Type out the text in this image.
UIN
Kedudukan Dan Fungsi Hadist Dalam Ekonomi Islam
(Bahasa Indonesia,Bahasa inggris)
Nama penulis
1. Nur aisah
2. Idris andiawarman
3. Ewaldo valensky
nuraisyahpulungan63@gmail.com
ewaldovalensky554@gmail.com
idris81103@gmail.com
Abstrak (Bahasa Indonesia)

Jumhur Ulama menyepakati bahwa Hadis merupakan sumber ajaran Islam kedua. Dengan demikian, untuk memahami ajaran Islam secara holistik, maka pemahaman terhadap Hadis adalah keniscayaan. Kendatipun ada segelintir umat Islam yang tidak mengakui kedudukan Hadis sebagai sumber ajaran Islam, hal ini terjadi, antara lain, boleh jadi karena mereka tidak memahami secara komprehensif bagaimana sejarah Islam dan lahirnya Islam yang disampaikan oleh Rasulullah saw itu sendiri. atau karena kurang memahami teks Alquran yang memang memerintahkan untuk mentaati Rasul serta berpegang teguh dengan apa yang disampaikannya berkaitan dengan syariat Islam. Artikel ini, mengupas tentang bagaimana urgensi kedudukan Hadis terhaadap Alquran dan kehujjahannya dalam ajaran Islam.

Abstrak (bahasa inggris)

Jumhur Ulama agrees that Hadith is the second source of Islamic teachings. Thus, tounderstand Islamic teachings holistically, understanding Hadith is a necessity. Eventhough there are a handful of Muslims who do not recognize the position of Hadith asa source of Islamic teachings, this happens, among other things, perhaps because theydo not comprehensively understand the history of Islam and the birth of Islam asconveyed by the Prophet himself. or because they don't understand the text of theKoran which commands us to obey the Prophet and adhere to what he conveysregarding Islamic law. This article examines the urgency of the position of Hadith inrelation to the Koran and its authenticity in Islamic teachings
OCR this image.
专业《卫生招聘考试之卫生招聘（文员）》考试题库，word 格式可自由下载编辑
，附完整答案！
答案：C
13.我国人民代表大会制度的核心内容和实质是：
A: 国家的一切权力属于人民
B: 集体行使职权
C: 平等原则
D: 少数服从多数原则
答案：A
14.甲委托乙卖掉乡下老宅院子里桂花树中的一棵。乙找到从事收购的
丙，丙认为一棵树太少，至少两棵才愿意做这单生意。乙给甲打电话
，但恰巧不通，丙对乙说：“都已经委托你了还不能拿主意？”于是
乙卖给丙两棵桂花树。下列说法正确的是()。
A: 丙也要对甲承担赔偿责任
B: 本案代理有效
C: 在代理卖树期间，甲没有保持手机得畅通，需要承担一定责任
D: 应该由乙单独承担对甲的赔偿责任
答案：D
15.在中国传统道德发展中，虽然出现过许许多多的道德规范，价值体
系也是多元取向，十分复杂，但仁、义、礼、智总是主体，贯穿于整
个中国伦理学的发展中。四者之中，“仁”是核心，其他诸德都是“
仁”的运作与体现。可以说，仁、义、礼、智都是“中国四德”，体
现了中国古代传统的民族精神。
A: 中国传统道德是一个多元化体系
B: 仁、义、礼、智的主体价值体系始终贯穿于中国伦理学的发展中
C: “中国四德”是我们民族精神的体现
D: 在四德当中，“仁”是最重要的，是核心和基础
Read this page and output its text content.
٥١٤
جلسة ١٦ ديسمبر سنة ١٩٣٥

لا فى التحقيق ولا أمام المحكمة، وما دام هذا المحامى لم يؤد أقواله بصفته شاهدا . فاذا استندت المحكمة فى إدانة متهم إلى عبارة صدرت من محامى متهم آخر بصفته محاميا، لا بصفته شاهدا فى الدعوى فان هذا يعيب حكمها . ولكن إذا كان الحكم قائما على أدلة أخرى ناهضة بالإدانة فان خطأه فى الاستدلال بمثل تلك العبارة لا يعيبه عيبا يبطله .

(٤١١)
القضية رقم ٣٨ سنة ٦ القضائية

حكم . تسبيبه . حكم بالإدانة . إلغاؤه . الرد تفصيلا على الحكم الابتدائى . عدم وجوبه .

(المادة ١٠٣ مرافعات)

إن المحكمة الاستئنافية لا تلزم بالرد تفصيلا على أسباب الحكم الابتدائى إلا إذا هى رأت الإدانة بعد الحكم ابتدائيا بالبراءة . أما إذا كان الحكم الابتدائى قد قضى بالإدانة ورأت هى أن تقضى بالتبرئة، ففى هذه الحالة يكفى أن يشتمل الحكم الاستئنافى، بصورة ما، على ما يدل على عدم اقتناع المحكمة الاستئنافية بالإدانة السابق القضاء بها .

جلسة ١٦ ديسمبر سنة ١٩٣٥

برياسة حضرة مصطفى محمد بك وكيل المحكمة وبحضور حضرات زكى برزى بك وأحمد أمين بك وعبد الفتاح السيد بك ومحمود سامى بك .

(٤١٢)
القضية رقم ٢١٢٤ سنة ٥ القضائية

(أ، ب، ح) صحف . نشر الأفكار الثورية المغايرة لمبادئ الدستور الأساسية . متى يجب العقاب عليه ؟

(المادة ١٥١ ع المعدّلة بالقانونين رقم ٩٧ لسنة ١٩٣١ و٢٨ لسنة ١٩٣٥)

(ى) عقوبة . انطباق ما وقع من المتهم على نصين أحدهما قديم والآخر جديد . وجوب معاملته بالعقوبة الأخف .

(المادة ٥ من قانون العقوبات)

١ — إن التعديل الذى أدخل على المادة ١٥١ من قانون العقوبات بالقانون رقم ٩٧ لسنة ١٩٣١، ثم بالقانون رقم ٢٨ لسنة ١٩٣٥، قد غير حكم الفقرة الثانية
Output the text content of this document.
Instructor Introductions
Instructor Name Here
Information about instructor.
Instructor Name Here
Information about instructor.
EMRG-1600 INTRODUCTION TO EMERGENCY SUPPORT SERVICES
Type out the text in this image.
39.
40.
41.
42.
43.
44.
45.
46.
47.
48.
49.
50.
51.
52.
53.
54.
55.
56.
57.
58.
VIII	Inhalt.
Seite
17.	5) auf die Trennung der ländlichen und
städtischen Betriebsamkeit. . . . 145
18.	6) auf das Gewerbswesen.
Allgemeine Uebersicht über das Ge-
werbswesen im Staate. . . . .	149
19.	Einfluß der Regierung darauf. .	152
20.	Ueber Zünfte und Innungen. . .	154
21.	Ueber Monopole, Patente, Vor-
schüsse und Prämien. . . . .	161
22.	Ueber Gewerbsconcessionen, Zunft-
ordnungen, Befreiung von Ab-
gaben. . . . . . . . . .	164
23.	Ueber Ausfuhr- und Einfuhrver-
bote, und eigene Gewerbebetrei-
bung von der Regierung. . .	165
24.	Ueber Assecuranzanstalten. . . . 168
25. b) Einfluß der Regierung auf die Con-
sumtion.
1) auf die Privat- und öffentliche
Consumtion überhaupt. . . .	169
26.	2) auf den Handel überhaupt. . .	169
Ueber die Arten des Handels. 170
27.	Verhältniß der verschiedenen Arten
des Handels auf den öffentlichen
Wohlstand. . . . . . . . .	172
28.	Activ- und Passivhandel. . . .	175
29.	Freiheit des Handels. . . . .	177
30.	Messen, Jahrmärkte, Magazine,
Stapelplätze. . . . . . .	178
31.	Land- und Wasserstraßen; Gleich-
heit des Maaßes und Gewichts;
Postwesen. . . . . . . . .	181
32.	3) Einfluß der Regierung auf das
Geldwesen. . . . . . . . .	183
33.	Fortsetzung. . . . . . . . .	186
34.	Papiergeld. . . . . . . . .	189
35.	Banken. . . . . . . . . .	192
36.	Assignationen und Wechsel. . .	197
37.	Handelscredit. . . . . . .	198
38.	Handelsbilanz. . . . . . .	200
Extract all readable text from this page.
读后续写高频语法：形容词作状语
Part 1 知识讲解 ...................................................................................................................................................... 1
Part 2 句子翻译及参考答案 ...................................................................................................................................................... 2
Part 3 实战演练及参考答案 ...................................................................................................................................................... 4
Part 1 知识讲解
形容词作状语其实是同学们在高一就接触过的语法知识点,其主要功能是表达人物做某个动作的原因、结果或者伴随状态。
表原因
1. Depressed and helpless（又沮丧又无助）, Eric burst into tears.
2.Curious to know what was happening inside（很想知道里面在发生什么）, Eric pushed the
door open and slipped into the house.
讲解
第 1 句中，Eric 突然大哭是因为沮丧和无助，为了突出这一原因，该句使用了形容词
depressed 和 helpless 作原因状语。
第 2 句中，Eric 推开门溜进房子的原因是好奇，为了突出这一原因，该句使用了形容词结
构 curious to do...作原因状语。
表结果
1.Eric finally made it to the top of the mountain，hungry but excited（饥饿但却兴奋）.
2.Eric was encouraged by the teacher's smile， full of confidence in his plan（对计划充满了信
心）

## STATED TASK
Of the lines above, how many contain the string "القضائية"? Only the number is required.

## RESULT FOR THIS TASK
2